▶ WRITTEN INSTRUCTION
Can you retype every record below exactly as written?

▶ DATA PROVIDED
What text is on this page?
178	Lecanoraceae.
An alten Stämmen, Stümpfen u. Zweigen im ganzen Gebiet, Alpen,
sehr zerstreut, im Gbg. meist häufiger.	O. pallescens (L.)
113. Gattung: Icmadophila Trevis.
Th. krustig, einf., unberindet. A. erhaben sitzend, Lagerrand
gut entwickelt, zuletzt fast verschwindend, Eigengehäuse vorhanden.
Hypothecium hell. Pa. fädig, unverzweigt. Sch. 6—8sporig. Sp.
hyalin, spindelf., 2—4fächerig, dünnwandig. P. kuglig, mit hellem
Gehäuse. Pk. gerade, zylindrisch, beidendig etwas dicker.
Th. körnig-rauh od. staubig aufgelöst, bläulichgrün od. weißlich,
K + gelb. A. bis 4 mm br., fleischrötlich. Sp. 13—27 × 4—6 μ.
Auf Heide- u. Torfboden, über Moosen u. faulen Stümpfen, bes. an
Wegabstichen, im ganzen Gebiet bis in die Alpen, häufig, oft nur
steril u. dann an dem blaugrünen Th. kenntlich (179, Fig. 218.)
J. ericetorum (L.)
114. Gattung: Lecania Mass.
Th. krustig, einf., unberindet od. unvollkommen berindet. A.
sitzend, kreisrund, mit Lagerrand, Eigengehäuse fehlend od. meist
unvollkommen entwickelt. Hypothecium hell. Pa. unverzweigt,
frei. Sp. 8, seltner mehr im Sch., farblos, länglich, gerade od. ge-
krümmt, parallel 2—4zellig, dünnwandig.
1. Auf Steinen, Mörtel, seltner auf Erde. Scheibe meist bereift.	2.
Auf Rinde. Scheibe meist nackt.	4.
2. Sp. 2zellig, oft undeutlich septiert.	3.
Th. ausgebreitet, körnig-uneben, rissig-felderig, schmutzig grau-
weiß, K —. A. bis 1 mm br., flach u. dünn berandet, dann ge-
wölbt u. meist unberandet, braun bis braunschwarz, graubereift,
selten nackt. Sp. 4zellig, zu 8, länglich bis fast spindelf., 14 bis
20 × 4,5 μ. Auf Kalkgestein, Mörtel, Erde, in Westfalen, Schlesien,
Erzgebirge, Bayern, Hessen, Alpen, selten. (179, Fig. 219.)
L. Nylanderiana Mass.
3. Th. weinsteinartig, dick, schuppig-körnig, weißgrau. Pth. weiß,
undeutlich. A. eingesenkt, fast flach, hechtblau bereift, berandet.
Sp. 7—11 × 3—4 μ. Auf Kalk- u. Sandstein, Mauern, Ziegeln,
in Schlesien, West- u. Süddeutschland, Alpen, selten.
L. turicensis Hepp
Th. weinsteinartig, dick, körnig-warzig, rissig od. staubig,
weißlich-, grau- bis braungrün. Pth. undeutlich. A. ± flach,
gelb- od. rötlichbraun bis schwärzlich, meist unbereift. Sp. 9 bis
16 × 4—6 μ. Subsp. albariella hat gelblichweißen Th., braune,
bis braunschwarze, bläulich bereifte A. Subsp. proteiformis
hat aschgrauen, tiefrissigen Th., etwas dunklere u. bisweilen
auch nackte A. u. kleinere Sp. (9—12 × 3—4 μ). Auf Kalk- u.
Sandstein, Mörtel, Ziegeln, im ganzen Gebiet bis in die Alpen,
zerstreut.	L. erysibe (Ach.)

▶ FINISHED EXERCISE
What text is on this page?
178	Lecanoraceae.
An alten Stämmen, Stümpfen u. Zweigen im ganzen Gebiet, Alpen,
sehr zerstreut, im Gbg. meist häufiger.	O. pallescens (L.)
113. Gattung: Icmadophila Trevis.
Th. krustig, einf., unberindet. A. erhaben sitzend, Lagerrand
gut entwickelt, zuletzt fast verschwindend, Eigengehäuse vorhanden.
Hypothecium hell. Pa. fädig, unverzweigt. Sch. 6—8sporig. Sp.
hyalin, spindelf., 2—4fächerig, dünnwandig. P. kuglig, mit hellem
Gehäuse. Pk. gerade, zylindrisch, beidendig etwas dicker.
Th. körnig-rauh od. staubig aufgelöst, bläulichgrün od. weißlich,
K + gelb. A. bis 4 mm br., fleischrötlich. Sp. 13—27 × 4—6 μ.
Auf Heide- u. Torfboden, über Moosen u. faulen Stümpfen, bes. an
Wegabstichen, im ganzen Gebiet bis in die Alpen, häufig, oft nur
steril u. dann an dem blaugrünen Th. kenntlich (179, Fig. 218.)
J. ericetorum (L.)
114. Gattung: Lecania Mass.
Th. krustig, einf., unberindet od. unvollkommen berindet. A.
sitzend, kreisrund, mit Lagerrand, Eigengehäuse fehlend od. meist
unvollkommen entwickelt. Hypothecium hell. Pa. unverzweigt,
frei. Sp. 8, seltner mehr im Sch., farblos, länglich, gerade od. ge-
krümmt, parallel 2—4zellig, dünnwandig.
1. Auf Steinen, Mörtel, seltner auf Erde. Scheibe meist bereift.	2.
Auf Rinde. Scheibe meist nackt.	4.
2. Sp. 2zellig, oft undeutlich septiert.	3.
Th. ausgebreitet, körnig-uneben, rissig-felderig, schmutzig grau-
weiß, K —. A. bis 1 mm br., flach u. dünn berandet, dann ge-
wölbt u. meist unberandet, braun bis braunschwarz, graubereift,
selten nackt. Sp. 4zellig, zu 8, länglich bis fast spindelf., 14 bis
20 × 4,5 μ. Auf Kalkgestein, Mörtel, Erde, in Westfalen, Schlesien,
Erzgebirge, Bayern, Hessen, Alpen, selten. (179, Fig. 219.)
L. Nylanderiana Mass.
3. Th. weinsteinartig, dick, schuppig-körnig, weißgrau. Pth. weiß,
undeutlich. A. eingesenkt, fast flach, hechtblau bereift, berandet.
Sp. 7—11 × 3—4 μ. Auf Kalk- u. Sandstein, Mauern, Ziegeln,
in Schlesien, West- u. Süddeutschland, Alpen, selten.
L. turicensis Hepp
Th. weinsteinartig, dick, körnig-warzig, rissig od. staubig,
weißlich-, grau- bis braungrün. Pth. undeutlich. A. ± flach,
gelb- od. rötlichbraun bis schwärzlich, meist unbereift. Sp. 9 bis
16 × 4—6 μ. Subsp. albariella hat gelblichweißen Th., braune,
bis braunschwarze, bläulich bereifte A. Subsp. proteiformis
hat aschgrauen, tiefrissigen Th., etwas dunklere u. bisweilen
auch nackte A. u. kleinere Sp. (9—12 × 3—4 μ). Auf Kalk- u.
Sandstein, Mörtel, Ziegeln, im ganzen Gebiet bis in die Alpen,
zerstreut.	L. erysibe (Ach.)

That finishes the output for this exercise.